# START OF Selected passage
Packed In

IMG_7068We didn’t think to take a photo before we packed the bike in the back of the Avalon, but there she is neatly fit into the trunk.  Timing is everything and as it was Stanna was 26 miles from Steamboat Springs when I called her from McDonalds.  She had anticipated my arrival by watching the Spot Locator track and was right on.


She was in Denver after having made a road trip with her brother, David, to Mississippi for their aunt’s 90th birthday celebration.  I had pre-arranged to meet her somewhere enroute with a box of re-supply items such that Don and I could have hard-to-find things available for the next stage of the adventure, since we’d theoretically be crossing paths on her return to Durango.

IMG_7005As it was, I was ready to “pack it in” anyway, primarily because I’d already ridden the next 700 miles out of Steamboat solo in the previous two years: a 500-mile stretch from Steamboat to Del Norte and then an aborted leg from Del Norte to Grants, New Mexico when I only completed 200 miles due to saddle sores from a new saddle.  Having ridden the last two weeks alone wasn’t as fun as with Don, and the prospect of repeating the next 700 miles by myself once again didn’t appeal to me.

At this point all I have to do to “finish” the Great Divide route is ride from Abiquiu, New Mexico to the Mexican boarder (a little over 500 miles) and I can take credit for the entire route.  August probably isn’t the best time to tackle this portion anyway.

IMG_7009So it was anti-climactic arriving in Steamboat Springs and fortuitous, because just after loading the bike a thunderstorm opened up and poured rain.  It was the first daytime rain I’d experienced in the entire 21 days and I was smugly inside a vehicle.

The bike and the gear worked out perfectly.  Other than the crimped cable housing I caused from strapping on the handlebar bag above rather than under the shifter, I experienced not a single malfunction.  If I asked myself the same question I’d asked the other riders and thru-hikers, “What would you do different?”, my answer would be “nothing.”  I’ll use the same list for the next bike adventure, and I’ll be looking forward to it.


Thru Hikers

As you might imagine the Great Divide route along the Continental Divide crosses tracks a number of times with the Continental Divide Trail (CDT), a cross-continent trail for hikers.  The CDT is one of the jewels in the Triple Crown of American hikes, the others being the Appalachian Trail (AT) and the Pacific Crest Trail (PCT).  I saw and talked to probably 12 or more of the hikers, always in groups of two or three, trying to glean whatever I could about their ultralight gear.
# END OF Selected passage
# START OF Data rows
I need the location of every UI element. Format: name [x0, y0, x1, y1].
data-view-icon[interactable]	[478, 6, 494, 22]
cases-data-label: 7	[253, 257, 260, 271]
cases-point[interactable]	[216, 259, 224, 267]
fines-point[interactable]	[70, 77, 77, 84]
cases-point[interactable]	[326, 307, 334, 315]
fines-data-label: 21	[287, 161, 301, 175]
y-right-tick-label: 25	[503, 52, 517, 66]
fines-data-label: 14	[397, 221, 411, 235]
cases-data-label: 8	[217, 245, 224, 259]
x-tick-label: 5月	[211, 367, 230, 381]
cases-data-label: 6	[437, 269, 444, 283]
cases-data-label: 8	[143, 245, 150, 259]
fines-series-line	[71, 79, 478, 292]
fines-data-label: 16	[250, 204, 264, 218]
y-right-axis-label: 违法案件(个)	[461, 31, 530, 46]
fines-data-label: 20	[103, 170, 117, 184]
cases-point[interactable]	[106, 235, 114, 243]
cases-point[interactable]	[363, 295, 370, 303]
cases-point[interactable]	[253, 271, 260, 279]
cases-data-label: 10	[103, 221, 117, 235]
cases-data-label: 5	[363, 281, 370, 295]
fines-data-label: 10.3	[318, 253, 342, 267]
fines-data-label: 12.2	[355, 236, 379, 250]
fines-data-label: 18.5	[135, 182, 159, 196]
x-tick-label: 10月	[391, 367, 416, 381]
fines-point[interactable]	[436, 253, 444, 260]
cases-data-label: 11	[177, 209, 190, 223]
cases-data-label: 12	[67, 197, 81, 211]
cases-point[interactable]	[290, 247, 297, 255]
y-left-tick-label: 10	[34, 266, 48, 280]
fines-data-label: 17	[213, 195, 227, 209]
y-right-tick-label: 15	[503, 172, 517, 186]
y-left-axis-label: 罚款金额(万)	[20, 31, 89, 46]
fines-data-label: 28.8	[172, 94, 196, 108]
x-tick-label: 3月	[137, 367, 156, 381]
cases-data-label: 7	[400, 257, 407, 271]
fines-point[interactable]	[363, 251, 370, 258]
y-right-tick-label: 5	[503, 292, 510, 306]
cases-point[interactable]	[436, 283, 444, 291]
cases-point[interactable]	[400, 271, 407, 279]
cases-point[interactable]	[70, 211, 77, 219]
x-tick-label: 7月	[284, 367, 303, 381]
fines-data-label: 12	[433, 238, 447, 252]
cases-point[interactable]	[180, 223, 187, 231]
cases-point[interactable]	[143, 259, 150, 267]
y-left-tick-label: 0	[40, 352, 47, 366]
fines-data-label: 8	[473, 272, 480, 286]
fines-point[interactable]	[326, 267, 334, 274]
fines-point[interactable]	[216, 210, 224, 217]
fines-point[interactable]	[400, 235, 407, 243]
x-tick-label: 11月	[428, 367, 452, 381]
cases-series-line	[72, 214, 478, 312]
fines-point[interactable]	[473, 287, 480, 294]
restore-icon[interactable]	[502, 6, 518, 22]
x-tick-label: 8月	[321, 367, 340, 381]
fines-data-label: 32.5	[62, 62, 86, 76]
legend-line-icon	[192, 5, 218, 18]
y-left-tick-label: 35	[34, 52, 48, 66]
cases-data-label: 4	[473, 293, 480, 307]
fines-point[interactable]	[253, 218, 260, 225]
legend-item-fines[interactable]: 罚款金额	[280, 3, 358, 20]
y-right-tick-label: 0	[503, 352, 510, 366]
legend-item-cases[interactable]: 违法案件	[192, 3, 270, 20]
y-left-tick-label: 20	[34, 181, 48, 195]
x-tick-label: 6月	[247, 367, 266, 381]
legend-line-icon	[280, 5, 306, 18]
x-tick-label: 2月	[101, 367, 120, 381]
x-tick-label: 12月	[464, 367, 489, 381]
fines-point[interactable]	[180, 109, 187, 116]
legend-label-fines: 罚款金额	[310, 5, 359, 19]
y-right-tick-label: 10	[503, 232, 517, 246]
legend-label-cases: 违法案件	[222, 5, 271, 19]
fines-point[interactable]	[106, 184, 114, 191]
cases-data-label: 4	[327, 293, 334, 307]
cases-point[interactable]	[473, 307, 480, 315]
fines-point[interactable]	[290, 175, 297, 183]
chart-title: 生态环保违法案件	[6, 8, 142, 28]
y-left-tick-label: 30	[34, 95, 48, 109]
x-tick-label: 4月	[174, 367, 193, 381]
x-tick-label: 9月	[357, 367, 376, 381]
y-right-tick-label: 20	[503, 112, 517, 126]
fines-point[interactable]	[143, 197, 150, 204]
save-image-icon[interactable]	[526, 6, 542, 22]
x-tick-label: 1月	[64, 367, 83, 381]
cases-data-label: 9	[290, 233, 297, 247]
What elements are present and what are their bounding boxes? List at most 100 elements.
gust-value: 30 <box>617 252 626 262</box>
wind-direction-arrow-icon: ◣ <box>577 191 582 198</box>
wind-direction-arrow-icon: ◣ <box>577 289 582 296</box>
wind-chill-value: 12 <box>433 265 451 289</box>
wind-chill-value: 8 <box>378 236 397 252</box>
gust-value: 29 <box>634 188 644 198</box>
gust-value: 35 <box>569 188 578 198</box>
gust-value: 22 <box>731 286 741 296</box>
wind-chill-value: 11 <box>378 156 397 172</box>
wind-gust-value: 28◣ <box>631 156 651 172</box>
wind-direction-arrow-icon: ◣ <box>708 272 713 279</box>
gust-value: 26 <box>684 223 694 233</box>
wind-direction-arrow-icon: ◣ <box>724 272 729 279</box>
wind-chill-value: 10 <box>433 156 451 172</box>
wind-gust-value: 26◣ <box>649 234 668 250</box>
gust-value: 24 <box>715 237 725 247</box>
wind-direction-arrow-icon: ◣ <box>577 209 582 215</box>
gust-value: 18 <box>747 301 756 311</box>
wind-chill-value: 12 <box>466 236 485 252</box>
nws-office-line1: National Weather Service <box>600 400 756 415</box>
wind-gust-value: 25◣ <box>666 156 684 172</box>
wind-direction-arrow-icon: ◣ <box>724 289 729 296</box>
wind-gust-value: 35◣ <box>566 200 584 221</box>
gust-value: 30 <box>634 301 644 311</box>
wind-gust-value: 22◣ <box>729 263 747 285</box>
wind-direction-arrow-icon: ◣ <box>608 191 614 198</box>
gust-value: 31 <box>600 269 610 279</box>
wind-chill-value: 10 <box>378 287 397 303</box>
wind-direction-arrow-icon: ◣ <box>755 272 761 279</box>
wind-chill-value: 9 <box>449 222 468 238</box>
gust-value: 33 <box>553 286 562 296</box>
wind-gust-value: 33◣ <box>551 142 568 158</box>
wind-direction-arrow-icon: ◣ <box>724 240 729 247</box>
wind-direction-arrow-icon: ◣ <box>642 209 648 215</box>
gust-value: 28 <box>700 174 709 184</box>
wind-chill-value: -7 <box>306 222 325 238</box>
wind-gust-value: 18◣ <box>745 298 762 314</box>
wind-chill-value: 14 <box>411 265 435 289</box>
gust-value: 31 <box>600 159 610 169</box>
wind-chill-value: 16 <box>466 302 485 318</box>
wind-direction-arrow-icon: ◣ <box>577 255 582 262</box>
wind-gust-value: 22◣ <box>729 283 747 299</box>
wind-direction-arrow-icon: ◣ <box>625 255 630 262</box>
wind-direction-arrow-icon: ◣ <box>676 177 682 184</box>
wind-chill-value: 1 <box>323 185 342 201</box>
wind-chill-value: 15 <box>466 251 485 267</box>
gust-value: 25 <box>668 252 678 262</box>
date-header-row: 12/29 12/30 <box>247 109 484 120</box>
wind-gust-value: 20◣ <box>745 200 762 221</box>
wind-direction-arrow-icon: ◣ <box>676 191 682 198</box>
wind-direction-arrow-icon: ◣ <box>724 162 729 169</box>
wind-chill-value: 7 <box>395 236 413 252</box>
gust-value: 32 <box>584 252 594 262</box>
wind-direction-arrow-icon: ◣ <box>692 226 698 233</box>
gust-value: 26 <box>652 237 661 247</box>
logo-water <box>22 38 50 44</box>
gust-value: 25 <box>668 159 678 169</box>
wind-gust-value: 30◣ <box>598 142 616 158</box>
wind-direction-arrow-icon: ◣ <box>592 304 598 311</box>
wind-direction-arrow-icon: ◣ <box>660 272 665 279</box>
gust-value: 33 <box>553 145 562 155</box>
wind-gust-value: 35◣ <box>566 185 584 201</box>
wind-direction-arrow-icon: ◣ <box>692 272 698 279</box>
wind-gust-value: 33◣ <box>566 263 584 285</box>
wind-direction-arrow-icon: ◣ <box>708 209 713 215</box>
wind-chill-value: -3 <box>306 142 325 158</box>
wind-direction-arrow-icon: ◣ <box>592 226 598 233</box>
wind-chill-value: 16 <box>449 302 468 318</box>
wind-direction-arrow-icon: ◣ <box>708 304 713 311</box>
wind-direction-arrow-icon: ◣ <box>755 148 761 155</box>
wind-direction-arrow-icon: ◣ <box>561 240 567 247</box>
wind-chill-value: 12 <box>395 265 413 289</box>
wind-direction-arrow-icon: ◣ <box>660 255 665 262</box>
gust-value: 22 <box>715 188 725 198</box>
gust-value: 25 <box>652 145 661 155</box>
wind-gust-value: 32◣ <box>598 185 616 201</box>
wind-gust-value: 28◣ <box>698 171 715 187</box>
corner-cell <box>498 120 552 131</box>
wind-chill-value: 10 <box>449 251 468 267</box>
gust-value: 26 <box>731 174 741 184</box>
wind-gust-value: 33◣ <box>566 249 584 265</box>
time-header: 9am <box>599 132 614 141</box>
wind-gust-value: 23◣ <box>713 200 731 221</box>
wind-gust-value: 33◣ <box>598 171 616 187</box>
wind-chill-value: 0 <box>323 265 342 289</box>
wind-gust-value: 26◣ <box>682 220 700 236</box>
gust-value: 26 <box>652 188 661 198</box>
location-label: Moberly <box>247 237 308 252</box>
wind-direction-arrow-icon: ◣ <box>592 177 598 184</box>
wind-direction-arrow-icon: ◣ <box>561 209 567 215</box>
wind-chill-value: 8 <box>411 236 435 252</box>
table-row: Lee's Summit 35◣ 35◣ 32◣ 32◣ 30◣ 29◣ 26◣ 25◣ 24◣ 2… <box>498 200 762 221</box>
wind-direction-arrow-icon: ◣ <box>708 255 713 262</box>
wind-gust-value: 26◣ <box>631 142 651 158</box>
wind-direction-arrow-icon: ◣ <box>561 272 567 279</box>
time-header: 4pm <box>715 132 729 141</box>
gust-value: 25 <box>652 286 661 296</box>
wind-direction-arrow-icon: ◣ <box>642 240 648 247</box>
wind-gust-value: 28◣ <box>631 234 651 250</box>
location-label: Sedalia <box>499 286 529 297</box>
# END OF Data rows
**Objective 1:**
In the Packed In post, why was the writer ready to end the ride at Steamboat Springs? Answer in one to three sentences.
**Objective 2:**
Reproduce the Packed In post word for word from "IMG_7009So it was" to "inside a vehicle.".
Work only from the text.

**Full answer 1:**
The writer had already ridden the next 700 miles out of Steamboat solo in the previous two years. After two weeks of riding alone, which wasn't as fun as riding with Don, the idea of repeating those 700 miles alone again didn't appeal.

**Full answer 2:**
IMG_7009So it was anti-climactic arriving in Steamboat Springs and fortuitous, because just after loading the bike a thunderstorm opened up and poured rain.  It was the first daytime rain I’d experienced in the entire 21 days and I was smugly inside a vehicle.